--- START Task inputs ---
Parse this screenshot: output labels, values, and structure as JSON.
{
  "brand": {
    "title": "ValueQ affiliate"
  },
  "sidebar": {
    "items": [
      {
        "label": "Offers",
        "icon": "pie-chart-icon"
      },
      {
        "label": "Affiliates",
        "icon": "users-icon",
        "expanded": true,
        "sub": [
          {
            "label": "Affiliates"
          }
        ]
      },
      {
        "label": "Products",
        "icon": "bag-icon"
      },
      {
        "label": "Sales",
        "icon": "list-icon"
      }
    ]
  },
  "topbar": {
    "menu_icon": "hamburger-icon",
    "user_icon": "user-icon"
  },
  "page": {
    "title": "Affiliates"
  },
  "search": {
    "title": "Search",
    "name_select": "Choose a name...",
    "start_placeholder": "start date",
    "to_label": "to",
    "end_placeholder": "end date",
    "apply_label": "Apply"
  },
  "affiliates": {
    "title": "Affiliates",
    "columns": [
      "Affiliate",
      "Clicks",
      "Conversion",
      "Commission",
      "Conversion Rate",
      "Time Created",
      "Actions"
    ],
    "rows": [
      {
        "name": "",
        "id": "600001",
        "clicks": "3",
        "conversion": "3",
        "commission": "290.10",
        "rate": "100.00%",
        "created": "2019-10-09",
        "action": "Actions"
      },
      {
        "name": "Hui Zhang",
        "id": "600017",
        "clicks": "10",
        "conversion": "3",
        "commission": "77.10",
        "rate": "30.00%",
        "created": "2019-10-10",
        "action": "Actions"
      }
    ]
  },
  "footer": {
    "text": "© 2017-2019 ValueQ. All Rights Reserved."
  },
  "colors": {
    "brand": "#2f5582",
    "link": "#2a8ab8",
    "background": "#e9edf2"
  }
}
--- END Task inputs ---
▶ _Exercise aim_:
The records above must be repeated exactly, every one of them.

▶ _Full response_:
Parse this screenshot: output labels, values, and structure as JSON.
{
  "brand": {
    "title": "ValueQ affiliate"
  },
  "sidebar": {
    "items": [
      {
        "label": "Offers",
        "icon": "pie-chart-icon"
      },
      {
        "label": "Affiliates",
        "icon": "users-icon",
        "expanded": true,
        "sub": [
          {
            "label": "Affiliates"
          }
        ]
      },
      {
        "label": "Products",
        "icon": "bag-icon"
      },
      {
        "label": "Sales",
        "icon": "list-icon"
      }
    ]
  },
  "topbar": {
    "menu_icon": "hamburger-icon",
    "user_icon": "user-icon"
  },
  "page": {
    "title": "Affiliates"
  },
  "search": {
    "title": "Search",
    "name_select": "Choose a name...",
    "start_placeholder": "start date",
    "to_label": "to",
    "end_placeholder": "end date",
    "apply_label": "Apply"
  },
  "affiliates": {
    "title": "Affiliates",
    "columns": [
      "Affiliate",
      "Clicks",
      "Conversion",
      "Commission",
      "Conversion Rate",
      "Time Created",
      "Actions"
    ],
    "rows": [
      {
        "name": "",
        "id": "600001",
        "clicks": "3",
        "conversion": "3",
        "commission": "290.10",
        "rate": "100.00%",
        "created": "2019-10-09",
        "action": "Actions"
      },
      {
        "name": "Hui Zhang",
        "id": "600017",
        "clicks": "10",
        "conversion": "3",
        "commission": "77.10",
        "rate": "30.00%",
        "created": "2019-10-10",
        "action": "Actions"
      }
    ]
  },
  "footer": {
    "text": "© 2017-2019 ValueQ. All Rights Reserved."
  },
  "colors": {
    "brand": "#2f5582",
    "link": "#2a8ab8",
    "background": "#e9edf2"
  }
}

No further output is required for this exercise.